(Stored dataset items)

┄┄┄┄┄┄┄┄┄┄

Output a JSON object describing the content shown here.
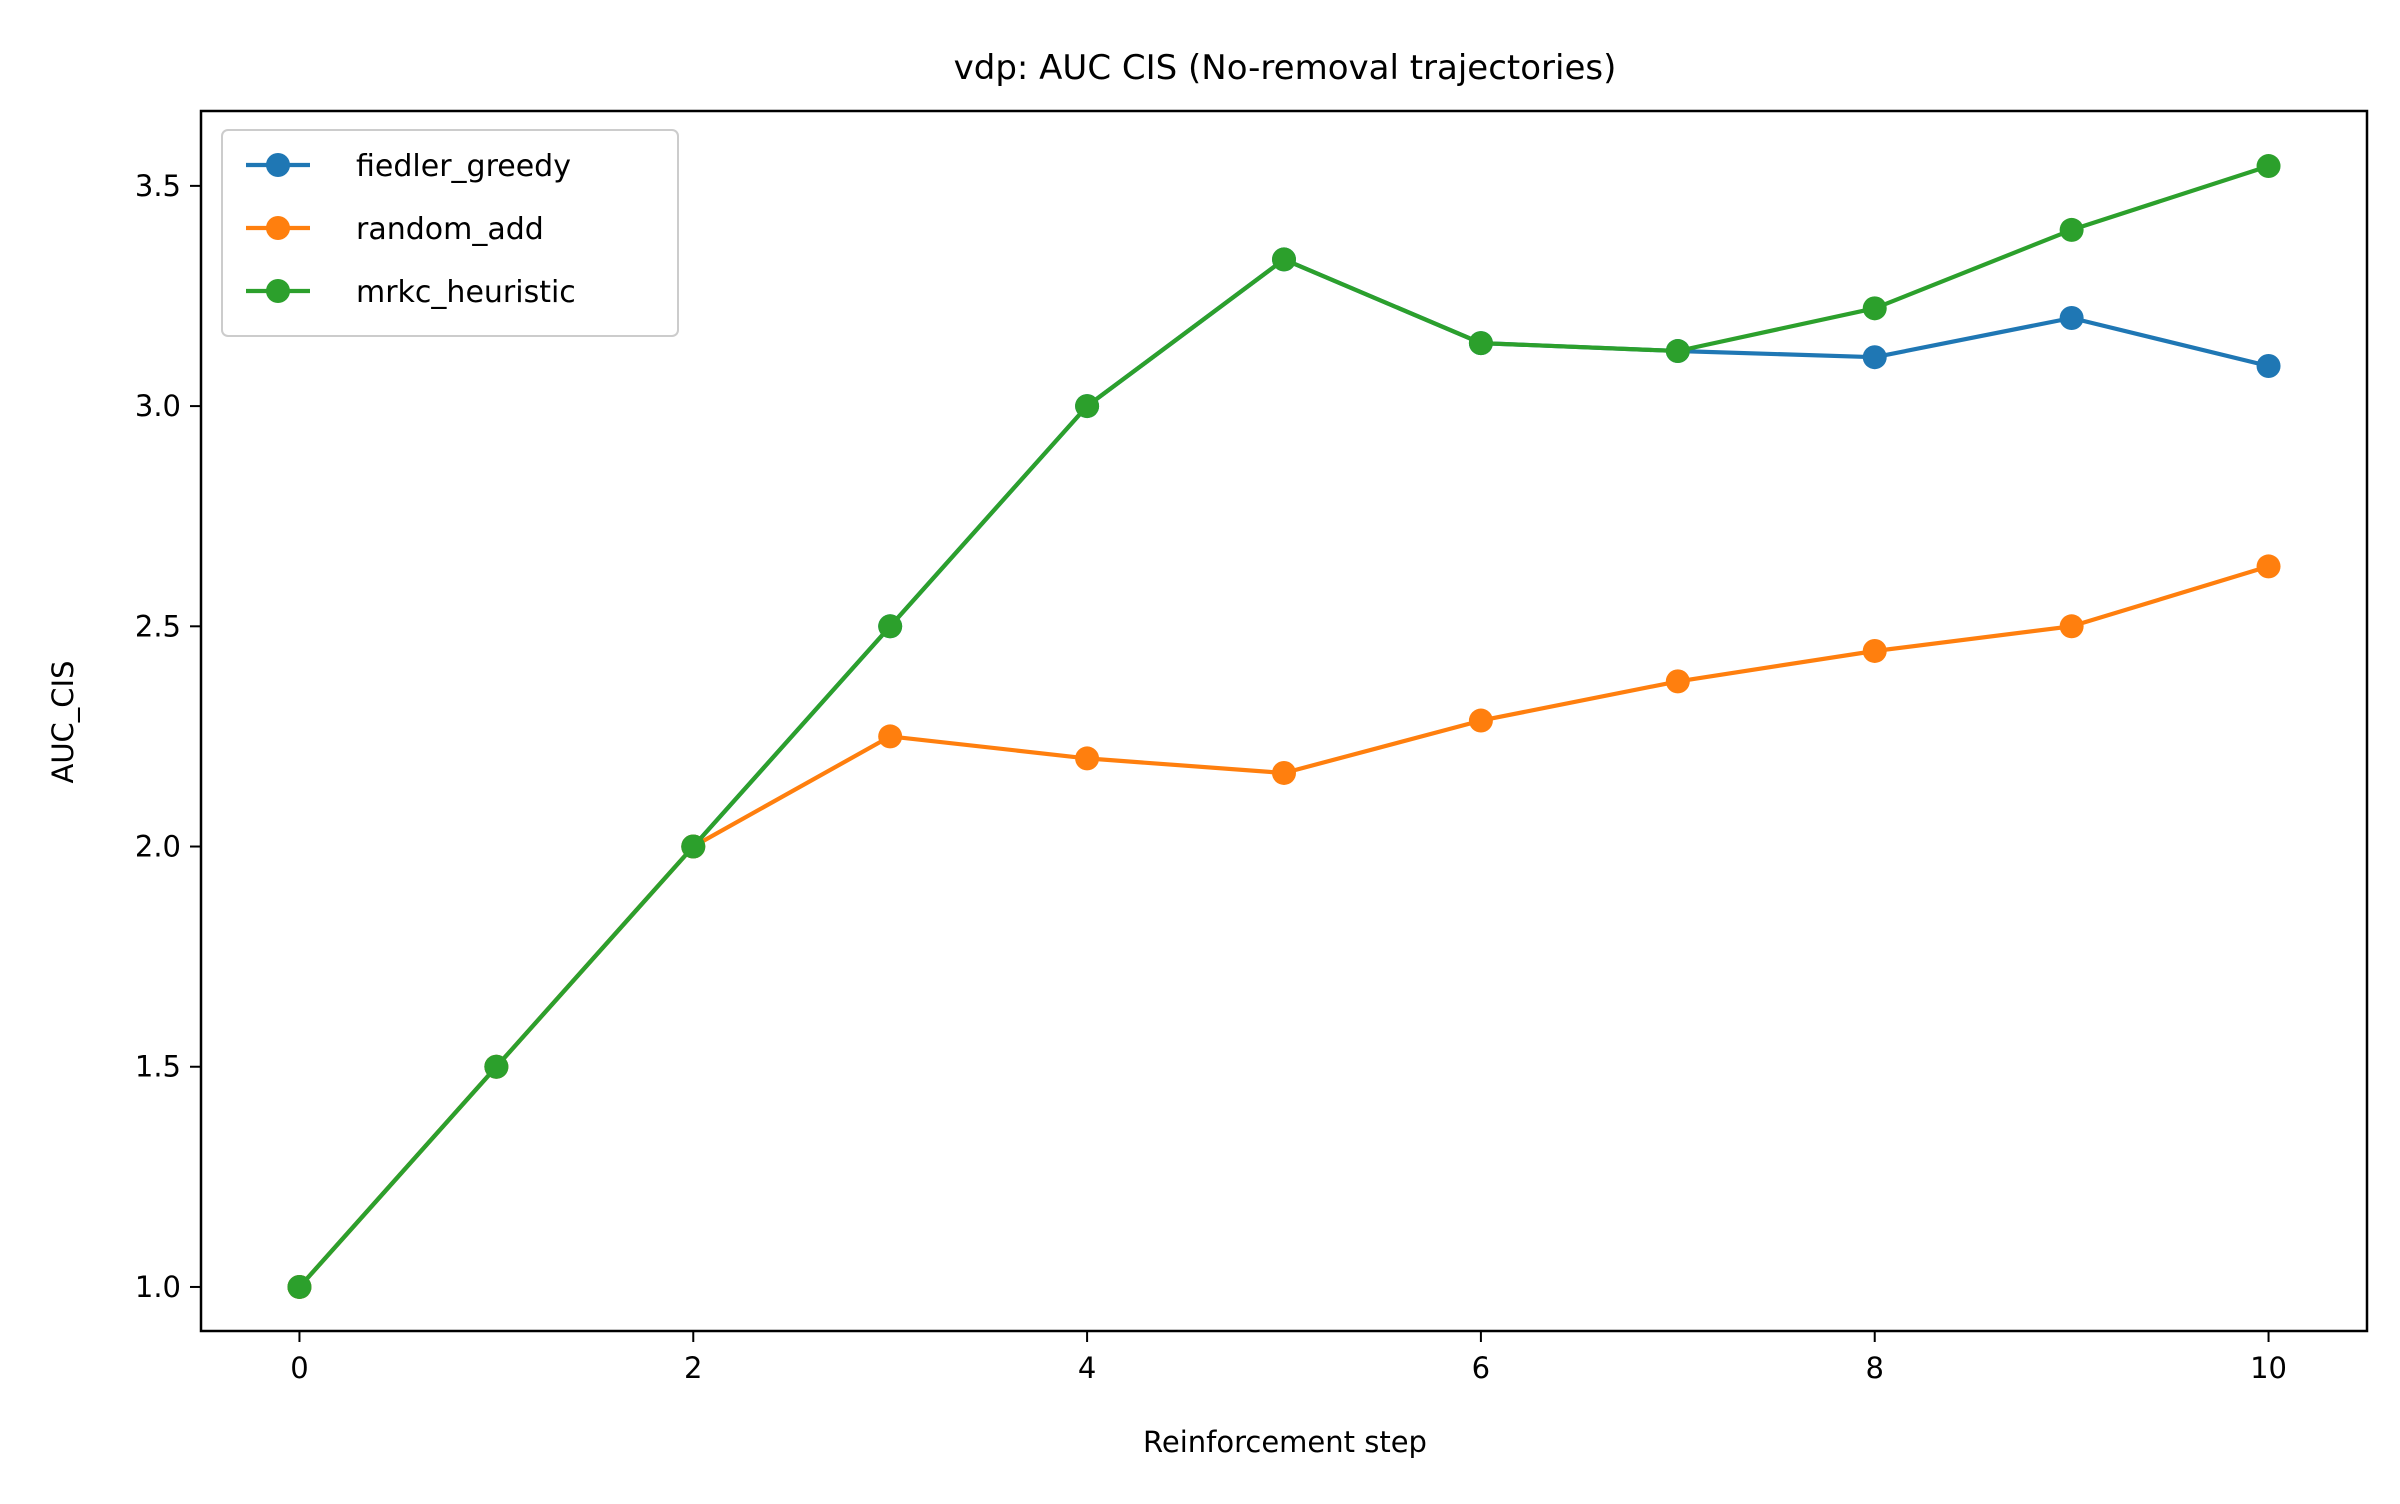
{
  "chart_data": {
    "type": "line",
    "title": "vdp: AUC CIS (No-removal trajectories)",
    "xlabel": "Reinforcement step",
    "ylabel": "AUC_CIS",
    "xlim": [
      -0.5,
      10.5
    ],
    "ylim": [
      0.9,
      3.67
    ],
    "xticks": [
      0,
      2,
      4,
      6,
      8,
      10
    ],
    "xtick_labels": [
      "0",
      "2",
      "4",
      "6",
      "8",
      "10"
    ],
    "yticks": [
      1.0,
      1.5,
      2.0,
      2.5,
      3.0,
      3.5
    ],
    "ytick_labels": [
      "1.0",
      "1.5",
      "2.0",
      "2.5",
      "3.0",
      "3.5"
    ],
    "grid": false,
    "legend_position": "top-left",
    "x": [
      0,
      1,
      2,
      3,
      4,
      5,
      6,
      7,
      8,
      9,
      10
    ],
    "series": [
      {
        "name": "fiedler_greedy",
        "color": "#1f77b4",
        "marker": "circle",
        "values": [
          1.0,
          1.5,
          2.0,
          2.5,
          3.0,
          3.333,
          3.143,
          3.125,
          3.111,
          3.2,
          3.091
        ]
      },
      {
        "name": "random_add",
        "color": "#ff7f0e",
        "marker": "circle",
        "values": [
          1.0,
          1.5,
          2.0,
          2.25,
          2.2,
          2.167,
          2.286,
          2.375,
          2.444,
          2.5,
          2.636
        ]
      },
      {
        "name": "mrkc_heuristic",
        "color": "#2ca02c",
        "marker": "circle",
        "values": [
          1.0,
          1.5,
          2.0,
          2.5,
          3.0,
          3.333,
          3.143,
          3.125,
          3.222,
          3.4,
          3.545
        ]
      }
    ]
  }
}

┄┄┄┄┄┄┄┄┄┄

- Written request
Which lines above hold the word "name"? Copy each of them.

- Answer
        "name": "fiedler_greedy",
        "name": "random_add",
        "name": "mrkc_heuristic",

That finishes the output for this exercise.